--- RECORDS SUPPLIED ---
===
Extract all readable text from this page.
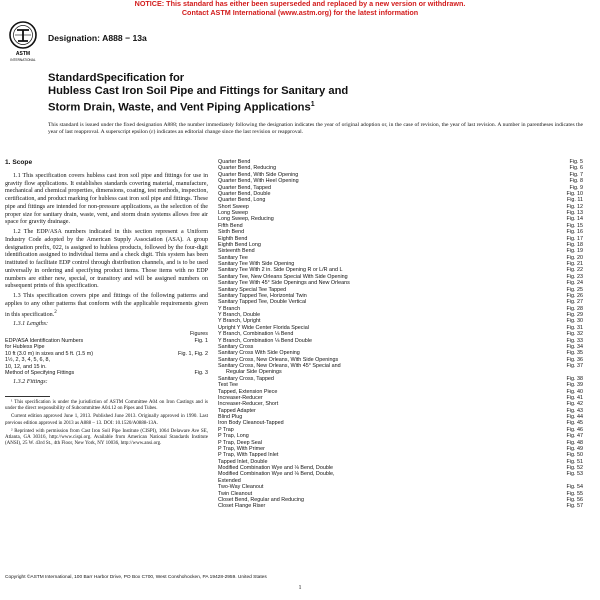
NOTICE: This standard has either been superseded and replaced by a new version or withdrawn.
Contact ASTM International (www.astm.org) for the latest information
ASTM
INTERNATIONAL
Designation: A888 − 13a
StandardSpecification for
Hubless Cast Iron Soil Pipe and Fittings for Sanitary and
Storm Drain, Waste, and Vent Piping Applications$^1$
This standard is issued under the fixed designation A888; the number immediately following the designation indicates the year of original adoption or, in the case of revision, the year of last revision. A number in parentheses indicates the year of last reapproval. A superscript epsilon (ε) indicates an editorial change since the last revision or reapproval.
1. Scope

1.1 This specification covers hubless cast iron soil pipe and fittings for use in gravity flow applications. It establishes standards covering material, manufacture, mechanical and chemical properties, dimensions, coating, test methods, inspection, certification, and product marking for hubless cast iron soil pipe and fittings. These pipe and fittings are intended for non-pressure applications, as the selection of the proper size for sanitary drain, waste, vent, and storm drain systems allows free air space for gravity drainage.

1.2 The EDP/ASA numbers indicated in this section represent a Uniform Industry Code adopted by the American Supply Association (ASA). A group designation prefix, 022, is assigned to hubless products, followed by the four-digit identification assigned to individual items and a check digit. This system has been instituted to facilitate EDP control through distribution channels, and is to be used universally in ordering and specifying product items. Those items with no EDP numbers are either new, special, or transitory and will be assigned numbers on subsequent prints of this specification.

1.3 This specification covers pipe and fittings of the following patterns and applies to any other patterns that conform with the applicable requirements given in this specification.$^2$

1.3.1 Lengths:
	Figures
EDP/ASA Identification Numbers	Fig. 1
for Hubless Pipe	
10 ft (3.0 m) in sizes and 5 ft. (1.5 m)	Fig. 1, Fig. 2
1½, 2, 3, 4, 5, 6, 8,	
10, 12, and 15 in.	
Method of Specifying Fittings	Fig. 3
1.3.2 Fittings:
¹ This specification is under the jurisdiction of ASTM Committee A04 on Iron Castings and is under the direct responsibility of Subcommittee A04.12 on Pipes and Tubes.
Current edition approved June 1, 2013. Published June 2013. Originally approved in 1990. Last previous edition approved in 2013 as A888 – 13. DOI: 10.1520/A0888-13A.
² Reprinted with permission from Cast Iron Soil Pipe Institute (CISPI), 1064 Delaware Ave SE, Atlanta, GA 30316, http://www.cispi.org. Available from American National Standards Institute (ANSI), 25 W. 43rd St., 4th Floor, New York, NY 10036, http://www.ansi.org.
Quarter Bend	Fig. 5
Quarter Bend, Reducing	Fig. 6
Quarter Bend, With Side Opening	Fig. 7
Quarter Bend, With Heel Opening	Fig. 8
Quarter Bend, Tapped	Fig. 9
Quarter Bend, Double	Fig. 10
Quarter Bend, Long	Fig. 11
Short Sweep	Fig. 12
Long Sweep	Fig. 13
Long Sweep, Reducing	Fig. 14
Fifth Bend	Fig. 15
Sixth Bend	Fig. 16
Eighth Bend	Fig. 17
Eighth Bend Long	Fig. 18
Sixteenth Bend	Fig. 19
Sanitary Tee	Fig. 20
Sanitary Tee With Side Opening	Fig. 21
Sanitary Tee With 2 in. Side Opening R or L/R and L	Fig. 22
Sanitary Tee, New Orleans Special With Side Opening	Fig. 23
Sanitary Tee With 45° Side Openings and New Orleans	Fig. 24
Sanitary Special Tee Tapped	Fig. 25
Sanitary Tapped Tee, Horizontal Twin	Fig. 26
Sanitary Tapped Tee, Double Vertical	Fig. 27
Y Branch	Fig. 28
Y Branch, Double	Fig. 29
Y Branch, Upright	Fig. 30
Upright Y Wide Center Florida Special	Fig. 31
Y Branch, Combination ⅛ Bend	Fig. 32
Y Branch, Combination ⅛ Bend Double	Fig. 33
Sanitary Cross	Fig. 34
Sanitary Cross With Side Opening	Fig. 35
Sanitary Cross, New Orleans, With Side Openings	Fig. 36
Sanitary Cross, New Orleans, With 45° Special and	Fig. 37
Regular Side Openings	
Sanitary Cross, Tapped	Fig. 38
Test Tee	Fig. 39
Tapped, Extension Piece	Fig. 40
Increaser-Reducer	Fig. 41
Increaser-Reducer, Short	Fig. 42
Tapped Adapter	Fig. 43
Blind Plug	Fig. 44
Iron Body Cleanout-Tapped	Fig. 45
P Trap	Fig. 46
P Trap, Long	Fig. 47
P Trap, Deep Seal	Fig. 48
P Trap, With Primer	Fig. 49
P Trap, With Tapped Inlet	Fig. 50
Tapped Inlet, Double	Fig. 51
Modified Combination Wye and ⅛ Bend, Double	Fig. 52
Modified Combination Wye and ⅛ Bend, Double,	Fig. 53
Extended	
Two-Way Cleanout	Fig. 54
Twin Cleanout	Fig. 55
Closet Bend, Regular and Reducing	Fig. 56
Closet Flange Riser	Fig. 57
Copyright ©ASTM International, 100 Barr Harbor Drive, PO Box C700, West Conshohocken, PA 19428-2959. United States
1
===
--- DIRECTIONS ---
Each line above that holds the string "Quarter" should be copied and shown.

--- RESULT BELOW ---
Quarter Bend	Fig. 5
Quarter Bend, Reducing	Fig. 6
Quarter Bend, With Side Opening	Fig. 7
Quarter Bend, With Heel Opening	Fig. 8
Quarter Bend, Tapped	Fig. 9
Quarter Bend, Double	Fig. 10
Quarter Bend, Long	Fig. 11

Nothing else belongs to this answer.